Begin EXTRACTED INFORMATION

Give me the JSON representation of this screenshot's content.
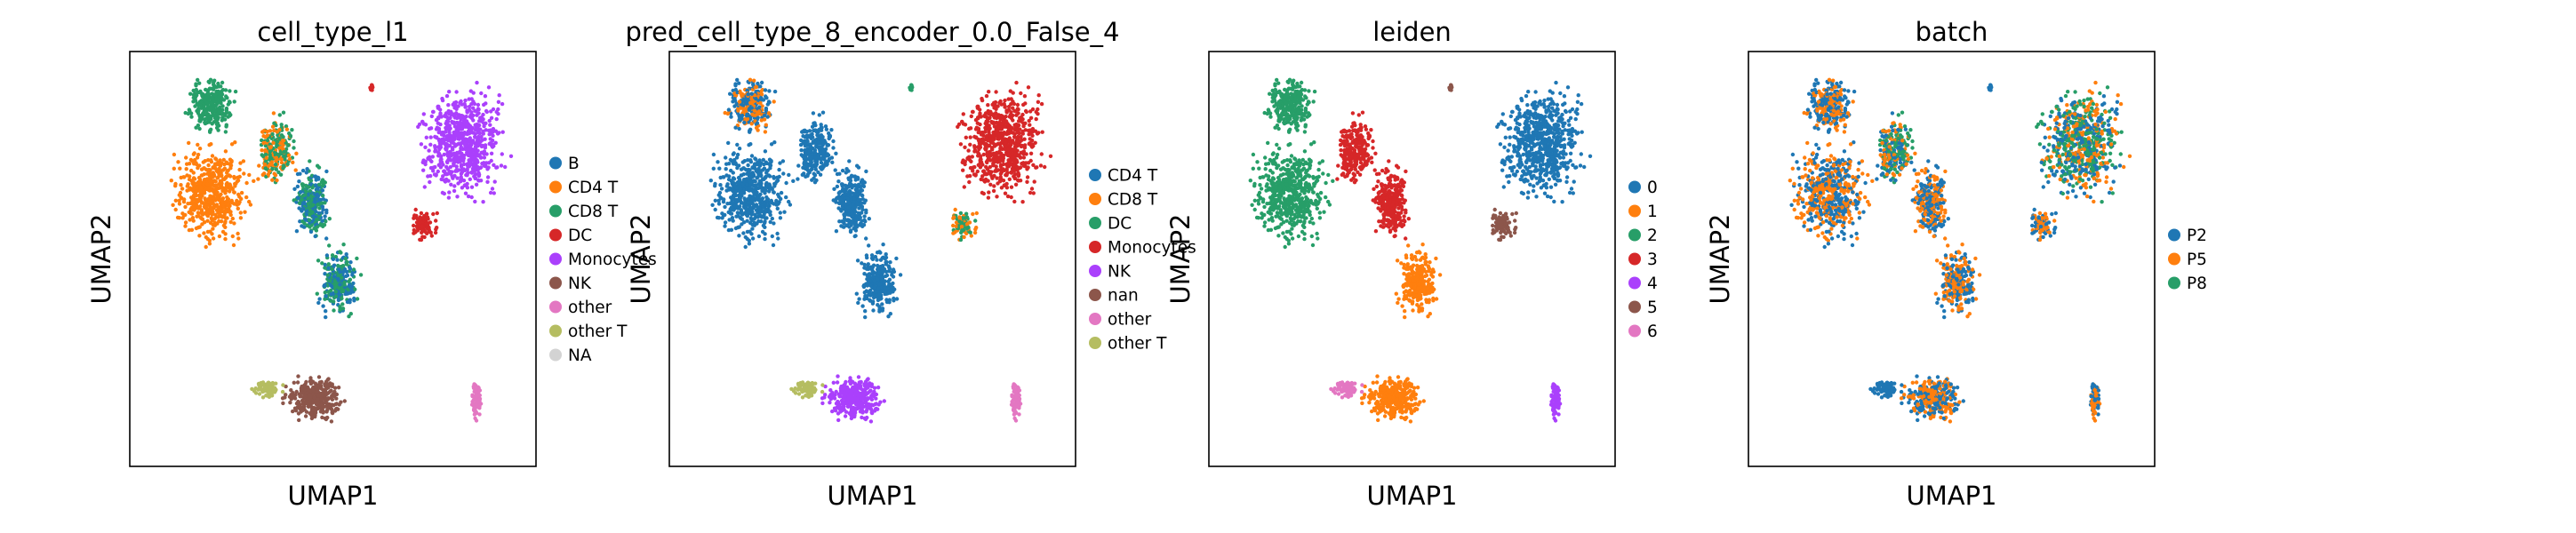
{
  "chart_data": [
    {
      "type": "scatter",
      "title": "cell_type_l1",
      "xlabel": "UMAP1",
      "ylabel": "UMAP2",
      "grid": false,
      "legend_position": "right",
      "legend": [
        {
          "label": "B",
          "color": "#1f77b4"
        },
        {
          "label": "CD4 T",
          "color": "#ff7f0e"
        },
        {
          "label": "CD8 T",
          "color": "#279e68"
        },
        {
          "label": "DC",
          "color": "#d62728"
        },
        {
          "label": "Monocytes",
          "color": "#aa40fc"
        },
        {
          "label": "NK",
          "color": "#8c564b"
        },
        {
          "label": "other",
          "color": "#e377c2"
        },
        {
          "label": "other T",
          "color": "#b5bd61"
        },
        {
          "label": "NA",
          "color": "#d3d3d3"
        }
      ]
    },
    {
      "type": "scatter",
      "title": "pred_cell_type_8_encoder_0.0_False_4",
      "xlabel": "UMAP1",
      "ylabel": "UMAP2",
      "grid": false,
      "legend_position": "right",
      "legend": [
        {
          "label": "CD4 T",
          "color": "#1f77b4"
        },
        {
          "label": "CD8 T",
          "color": "#ff7f0e"
        },
        {
          "label": "DC",
          "color": "#279e68"
        },
        {
          "label": "Monocytes",
          "color": "#d62728"
        },
        {
          "label": "NK",
          "color": "#aa40fc"
        },
        {
          "label": "nan",
          "color": "#8c564b"
        },
        {
          "label": "other",
          "color": "#e377c2"
        },
        {
          "label": "other T",
          "color": "#b5bd61"
        }
      ]
    },
    {
      "type": "scatter",
      "title": "leiden",
      "xlabel": "UMAP1",
      "ylabel": "UMAP2",
      "grid": false,
      "legend_position": "right",
      "legend": [
        {
          "label": "0",
          "color": "#1f77b4"
        },
        {
          "label": "1",
          "color": "#ff7f0e"
        },
        {
          "label": "2",
          "color": "#279e68"
        },
        {
          "label": "3",
          "color": "#d62728"
        },
        {
          "label": "4",
          "color": "#aa40fc"
        },
        {
          "label": "5",
          "color": "#8c564b"
        },
        {
          "label": "6",
          "color": "#e377c2"
        }
      ]
    },
    {
      "type": "scatter",
      "title": "batch",
      "xlabel": "UMAP1",
      "ylabel": "UMAP2",
      "grid": false,
      "legend_position": "right",
      "legend": [
        {
          "label": "P2",
          "color": "#1f77b4"
        },
        {
          "label": "P5",
          "color": "#ff7f0e"
        },
        {
          "label": "P8",
          "color": "#279e68"
        }
      ]
    }
  ]
}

End EXTRACTED INFORMATION

EXERCISE DETAILS —
Your copy should match the entries exactly, minus the pictures.

RESULT —
Give me the JSON representation of this screenshot's content.
{
  "chart_data": [
    {
      "type": "scatter",
      "title": "cell_type_l1",
      "xlabel": "UMAP1",
      "ylabel": "UMAP2",
      "grid": false,
      "legend_position": "right",
      "legend": [
        {
          "label": "B",
          "color": "#1f77b4"
        },
        {
          "label": "CD4 T",
          "color": "#ff7f0e"
        },
        {
          "label": "CD8 T",
          "color": "#279e68"
        },
        {
          "label": "DC",
          "color": "#d62728"
        },
        {
          "label": "Monocytes",
          "color": "#aa40fc"
        },
        {
          "label": "NK",
          "color": "#8c564b"
        },
        {
          "label": "other",
          "color": "#e377c2"
        },
        {
          "label": "other T",
          "color": "#b5bd61"
        },
        {
          "label": "NA",
          "color": "#d3d3d3"
        }
      ]
    },
    {
      "type": "scatter",
      "title": "pred_cell_type_8_encoder_0.0_False_4",
      "xlabel": "UMAP1",
      "ylabel": "UMAP2",
      "grid": false,
      "legend_position": "right",
      "legend": [
        {
          "label": "CD4 T",
          "color": "#1f77b4"
        },
        {
          "label": "CD8 T",
          "color": "#ff7f0e"
        },
        {
          "label": "DC",
          "color": "#279e68"
        },
        {
          "label": "Monocytes",
          "color": "#d62728"
        },
        {
          "label": "NK",
          "color": "#aa40fc"
        },
        {
          "label": "nan",
          "color": "#8c564b"
        },
        {
          "label": "other",
          "color": "#e377c2"
        },
        {
          "label": "other T",
          "color": "#b5bd61"
        }
      ]
    },
    {
      "type": "scatter",
      "title": "leiden",
      "xlabel": "UMAP1",
      "ylabel": "UMAP2",
      "grid": false,
      "legend_position": "right",
      "legend": [
        {
          "label": "0",
          "color": "#1f77b4"
        },
        {
          "label": "1",
          "color": "#ff7f0e"
        },
        {
          "label": "2",
          "color": "#279e68"
        },
        {
          "label": "3",
          "color": "#d62728"
        },
        {
          "label": "4",
          "color": "#aa40fc"
        },
        {
          "label": "5",
          "color": "#8c564b"
        },
        {
          "label": "6",
          "color": "#e377c2"
        }
      ]
    },
    {
      "type": "scatter",
      "title": "batch",
      "xlabel": "UMAP1",
      "ylabel": "UMAP2",
      "grid": false,
      "legend_position": "right",
      "legend": [
        {
          "label": "P2",
          "color": "#1f77b4"
        },
        {
          "label": "P5",
          "color": "#ff7f0e"
        },
        {
          "label": "P8",
          "color": "#279e68"
        }
      ]
    }
  ]
}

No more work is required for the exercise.